---------- SOURCE MATERIAL
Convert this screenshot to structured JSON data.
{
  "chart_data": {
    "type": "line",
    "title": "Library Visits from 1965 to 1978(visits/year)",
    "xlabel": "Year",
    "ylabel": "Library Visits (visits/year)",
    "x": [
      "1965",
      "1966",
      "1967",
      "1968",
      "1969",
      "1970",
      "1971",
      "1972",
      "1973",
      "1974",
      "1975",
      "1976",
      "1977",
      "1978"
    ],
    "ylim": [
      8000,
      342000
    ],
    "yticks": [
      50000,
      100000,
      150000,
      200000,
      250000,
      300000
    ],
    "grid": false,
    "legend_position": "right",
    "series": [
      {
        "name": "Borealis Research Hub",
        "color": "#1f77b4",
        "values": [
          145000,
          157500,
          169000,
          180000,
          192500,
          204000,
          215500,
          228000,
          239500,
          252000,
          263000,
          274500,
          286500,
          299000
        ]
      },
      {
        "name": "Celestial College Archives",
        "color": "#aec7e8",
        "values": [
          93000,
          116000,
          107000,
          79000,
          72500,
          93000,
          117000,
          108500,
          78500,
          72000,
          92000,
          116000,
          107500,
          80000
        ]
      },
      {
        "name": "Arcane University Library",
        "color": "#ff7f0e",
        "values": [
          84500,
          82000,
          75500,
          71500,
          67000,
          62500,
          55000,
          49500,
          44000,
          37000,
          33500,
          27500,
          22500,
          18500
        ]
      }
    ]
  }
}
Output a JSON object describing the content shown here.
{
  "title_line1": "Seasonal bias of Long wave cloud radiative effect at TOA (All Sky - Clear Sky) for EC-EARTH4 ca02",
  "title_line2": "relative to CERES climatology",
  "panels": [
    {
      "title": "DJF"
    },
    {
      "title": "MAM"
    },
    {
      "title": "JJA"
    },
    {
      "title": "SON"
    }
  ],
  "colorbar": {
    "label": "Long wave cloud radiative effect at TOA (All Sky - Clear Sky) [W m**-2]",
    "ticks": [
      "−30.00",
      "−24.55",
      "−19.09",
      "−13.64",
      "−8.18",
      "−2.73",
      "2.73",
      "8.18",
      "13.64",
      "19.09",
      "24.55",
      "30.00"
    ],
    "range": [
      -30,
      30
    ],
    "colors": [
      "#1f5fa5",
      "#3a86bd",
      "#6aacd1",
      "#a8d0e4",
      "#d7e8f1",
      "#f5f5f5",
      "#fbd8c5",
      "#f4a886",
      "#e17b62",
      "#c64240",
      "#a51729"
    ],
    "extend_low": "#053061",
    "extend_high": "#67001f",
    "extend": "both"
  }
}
--------------------
**WRITTEN TASK**
Copy each line exactly, from the line containing "Output a JSON" down to the last line of the material, and no other lines.

**FINAL ANSWER**
Output a JSON object describing the content shown here.
{
  "title_line1": "Seasonal bias of Long wave cloud radiative effect at TOA (All Sky - Clear Sky) for EC-EARTH4 ca02",
  "title_line2": "relative to CERES climatology",
  "panels": [
    {
      "title": "DJF"
    },
    {
      "title": "MAM"
    },
    {
      "title": "JJA"
    },
    {
      "title": "SON"
    }
  ],
  "colorbar": {
    "label": "Long wave cloud radiative effect at TOA (All Sky - Clear Sky) [W m**-2]",
    "ticks": [
      "−30.00",
      "−24.55",
      "−19.09",
      "−13.64",
      "−8.18",
      "−2.73",
      "2.73",
      "8.18",
      "13.64",
      "19.09",
      "24.55",
      "30.00"
    ],
    "range": [
      -30,
      30
    ],
    "colors": [
      "#1f5fa5",
      "#3a86bd",
      "#6aacd1",
      "#a8d0e4",
      "#d7e8f1",
      "#f5f5f5",
      "#fbd8c5",
      "#f4a886",
      "#e17b62",
      "#c64240",
      "#a51729"
    ],
    "extend_low": "#053061",
    "extend_high": "#67001f",
    "extend": "both"
  }
}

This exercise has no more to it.